(Objective) State the number of lines with the string "möchtest" in them, and nothing else.

* * * * * * * * *

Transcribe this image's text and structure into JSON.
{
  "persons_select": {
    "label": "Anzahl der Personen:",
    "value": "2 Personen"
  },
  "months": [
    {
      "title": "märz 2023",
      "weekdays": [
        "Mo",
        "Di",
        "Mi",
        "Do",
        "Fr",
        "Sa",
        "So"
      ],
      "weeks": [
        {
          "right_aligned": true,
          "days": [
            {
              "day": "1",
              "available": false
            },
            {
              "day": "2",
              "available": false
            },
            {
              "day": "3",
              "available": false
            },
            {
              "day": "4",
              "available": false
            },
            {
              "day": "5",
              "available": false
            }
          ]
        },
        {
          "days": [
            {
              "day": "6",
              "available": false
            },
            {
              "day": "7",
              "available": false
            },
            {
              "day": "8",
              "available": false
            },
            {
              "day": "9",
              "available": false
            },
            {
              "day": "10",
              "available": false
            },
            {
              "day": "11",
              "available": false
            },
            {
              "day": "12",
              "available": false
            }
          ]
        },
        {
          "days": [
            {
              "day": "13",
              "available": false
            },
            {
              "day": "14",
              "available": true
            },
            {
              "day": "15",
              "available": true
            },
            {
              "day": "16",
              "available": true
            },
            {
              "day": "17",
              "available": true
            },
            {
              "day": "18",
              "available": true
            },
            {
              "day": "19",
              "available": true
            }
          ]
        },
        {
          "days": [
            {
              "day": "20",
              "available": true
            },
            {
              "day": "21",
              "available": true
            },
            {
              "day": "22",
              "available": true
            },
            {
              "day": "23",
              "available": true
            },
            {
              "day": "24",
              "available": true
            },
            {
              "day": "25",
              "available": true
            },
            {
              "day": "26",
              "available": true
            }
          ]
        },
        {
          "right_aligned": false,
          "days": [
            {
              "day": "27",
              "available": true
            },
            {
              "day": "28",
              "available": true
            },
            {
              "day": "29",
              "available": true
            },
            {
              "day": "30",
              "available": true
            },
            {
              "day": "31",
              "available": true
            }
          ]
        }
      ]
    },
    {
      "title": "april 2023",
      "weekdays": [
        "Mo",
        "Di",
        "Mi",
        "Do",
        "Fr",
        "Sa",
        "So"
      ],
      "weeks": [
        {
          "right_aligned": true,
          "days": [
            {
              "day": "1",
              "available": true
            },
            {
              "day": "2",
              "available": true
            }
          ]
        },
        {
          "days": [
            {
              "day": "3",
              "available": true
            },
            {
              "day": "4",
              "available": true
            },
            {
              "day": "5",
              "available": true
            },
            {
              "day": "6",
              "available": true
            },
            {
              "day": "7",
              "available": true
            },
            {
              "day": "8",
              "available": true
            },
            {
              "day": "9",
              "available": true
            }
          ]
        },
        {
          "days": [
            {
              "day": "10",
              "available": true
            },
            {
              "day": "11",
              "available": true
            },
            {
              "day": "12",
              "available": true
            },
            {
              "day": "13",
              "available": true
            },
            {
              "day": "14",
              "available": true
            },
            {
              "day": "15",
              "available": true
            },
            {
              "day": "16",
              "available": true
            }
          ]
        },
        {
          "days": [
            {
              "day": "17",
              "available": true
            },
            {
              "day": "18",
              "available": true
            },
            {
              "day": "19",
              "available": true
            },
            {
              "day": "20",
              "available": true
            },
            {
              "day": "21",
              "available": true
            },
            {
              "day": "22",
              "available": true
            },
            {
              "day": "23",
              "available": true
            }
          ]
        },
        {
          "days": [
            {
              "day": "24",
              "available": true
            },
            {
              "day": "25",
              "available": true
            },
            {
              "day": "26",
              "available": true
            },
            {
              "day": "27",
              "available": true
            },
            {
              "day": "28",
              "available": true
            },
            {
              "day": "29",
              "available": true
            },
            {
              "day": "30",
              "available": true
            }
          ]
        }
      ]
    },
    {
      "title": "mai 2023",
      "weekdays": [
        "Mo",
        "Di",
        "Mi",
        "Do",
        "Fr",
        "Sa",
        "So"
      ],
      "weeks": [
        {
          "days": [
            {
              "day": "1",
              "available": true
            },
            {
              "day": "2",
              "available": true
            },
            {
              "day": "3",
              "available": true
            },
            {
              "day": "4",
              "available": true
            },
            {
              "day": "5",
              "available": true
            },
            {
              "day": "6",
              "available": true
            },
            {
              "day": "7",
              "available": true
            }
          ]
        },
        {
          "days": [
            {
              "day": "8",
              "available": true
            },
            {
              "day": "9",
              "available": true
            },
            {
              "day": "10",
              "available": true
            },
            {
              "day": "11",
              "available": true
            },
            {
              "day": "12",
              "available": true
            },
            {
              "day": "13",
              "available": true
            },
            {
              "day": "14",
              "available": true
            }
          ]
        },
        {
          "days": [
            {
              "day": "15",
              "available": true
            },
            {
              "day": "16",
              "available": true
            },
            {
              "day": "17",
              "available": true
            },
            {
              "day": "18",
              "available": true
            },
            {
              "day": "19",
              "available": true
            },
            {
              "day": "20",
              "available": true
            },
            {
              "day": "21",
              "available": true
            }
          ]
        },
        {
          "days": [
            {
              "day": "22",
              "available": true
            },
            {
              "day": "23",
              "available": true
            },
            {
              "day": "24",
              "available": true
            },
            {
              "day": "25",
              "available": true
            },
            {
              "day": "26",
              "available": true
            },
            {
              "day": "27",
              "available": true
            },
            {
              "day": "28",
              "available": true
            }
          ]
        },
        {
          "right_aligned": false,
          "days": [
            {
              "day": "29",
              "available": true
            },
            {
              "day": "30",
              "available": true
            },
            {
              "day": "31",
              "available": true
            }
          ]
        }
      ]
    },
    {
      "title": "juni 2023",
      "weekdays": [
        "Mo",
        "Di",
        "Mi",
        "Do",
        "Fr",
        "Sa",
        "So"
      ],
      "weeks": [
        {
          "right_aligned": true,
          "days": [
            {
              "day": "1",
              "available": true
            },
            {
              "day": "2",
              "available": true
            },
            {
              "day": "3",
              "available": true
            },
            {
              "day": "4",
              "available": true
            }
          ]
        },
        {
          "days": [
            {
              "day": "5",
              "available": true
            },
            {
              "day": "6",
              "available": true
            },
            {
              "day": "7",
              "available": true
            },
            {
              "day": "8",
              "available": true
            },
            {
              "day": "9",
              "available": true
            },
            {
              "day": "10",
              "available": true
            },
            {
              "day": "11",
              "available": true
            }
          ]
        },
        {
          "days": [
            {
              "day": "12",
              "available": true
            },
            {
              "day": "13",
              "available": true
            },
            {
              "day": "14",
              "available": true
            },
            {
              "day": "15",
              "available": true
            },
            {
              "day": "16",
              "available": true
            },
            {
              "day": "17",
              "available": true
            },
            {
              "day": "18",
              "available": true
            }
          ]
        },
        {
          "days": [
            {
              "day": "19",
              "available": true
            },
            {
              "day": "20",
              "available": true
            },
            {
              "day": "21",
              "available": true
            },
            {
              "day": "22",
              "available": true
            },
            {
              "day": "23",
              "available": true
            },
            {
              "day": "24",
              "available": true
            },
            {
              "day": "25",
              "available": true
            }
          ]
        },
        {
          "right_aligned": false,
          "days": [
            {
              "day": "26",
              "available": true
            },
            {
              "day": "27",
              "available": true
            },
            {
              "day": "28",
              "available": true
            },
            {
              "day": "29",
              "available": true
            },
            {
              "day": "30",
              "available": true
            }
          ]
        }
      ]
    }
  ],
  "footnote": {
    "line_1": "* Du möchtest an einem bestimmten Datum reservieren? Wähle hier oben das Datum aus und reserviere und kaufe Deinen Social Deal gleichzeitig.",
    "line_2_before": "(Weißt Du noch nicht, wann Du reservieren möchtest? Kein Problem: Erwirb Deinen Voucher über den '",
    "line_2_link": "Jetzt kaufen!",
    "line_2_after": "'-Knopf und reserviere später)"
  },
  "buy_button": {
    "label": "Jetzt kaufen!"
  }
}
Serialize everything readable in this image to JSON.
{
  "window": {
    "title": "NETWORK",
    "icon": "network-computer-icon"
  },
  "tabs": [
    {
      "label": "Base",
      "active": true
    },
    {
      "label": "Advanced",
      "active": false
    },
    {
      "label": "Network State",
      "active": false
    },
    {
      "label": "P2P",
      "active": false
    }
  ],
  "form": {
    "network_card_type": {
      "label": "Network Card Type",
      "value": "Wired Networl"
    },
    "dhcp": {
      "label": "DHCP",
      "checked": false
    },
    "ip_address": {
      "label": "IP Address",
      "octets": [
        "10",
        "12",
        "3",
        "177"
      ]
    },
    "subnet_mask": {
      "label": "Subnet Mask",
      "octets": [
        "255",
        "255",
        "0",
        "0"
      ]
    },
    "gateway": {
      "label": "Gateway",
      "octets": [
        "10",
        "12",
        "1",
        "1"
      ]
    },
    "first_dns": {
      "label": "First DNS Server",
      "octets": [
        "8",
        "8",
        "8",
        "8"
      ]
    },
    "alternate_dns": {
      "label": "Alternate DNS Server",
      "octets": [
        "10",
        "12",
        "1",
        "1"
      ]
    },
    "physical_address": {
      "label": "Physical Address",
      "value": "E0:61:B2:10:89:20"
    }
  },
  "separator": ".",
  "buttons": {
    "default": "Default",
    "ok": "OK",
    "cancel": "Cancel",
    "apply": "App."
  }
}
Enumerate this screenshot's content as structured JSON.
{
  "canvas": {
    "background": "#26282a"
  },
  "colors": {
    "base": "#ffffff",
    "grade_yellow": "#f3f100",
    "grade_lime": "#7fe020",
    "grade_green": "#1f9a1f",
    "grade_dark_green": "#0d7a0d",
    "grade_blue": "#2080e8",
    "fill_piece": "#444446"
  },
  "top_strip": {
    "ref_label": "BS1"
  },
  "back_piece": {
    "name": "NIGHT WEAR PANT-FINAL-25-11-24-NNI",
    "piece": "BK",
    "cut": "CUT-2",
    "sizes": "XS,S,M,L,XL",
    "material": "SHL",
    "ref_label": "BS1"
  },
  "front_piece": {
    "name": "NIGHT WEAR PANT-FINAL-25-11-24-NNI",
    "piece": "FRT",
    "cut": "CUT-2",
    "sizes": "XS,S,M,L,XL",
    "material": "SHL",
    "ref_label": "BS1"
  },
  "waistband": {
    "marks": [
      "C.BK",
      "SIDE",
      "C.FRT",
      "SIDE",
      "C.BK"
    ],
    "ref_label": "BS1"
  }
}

* * * * * * * * *

(Correct result) 2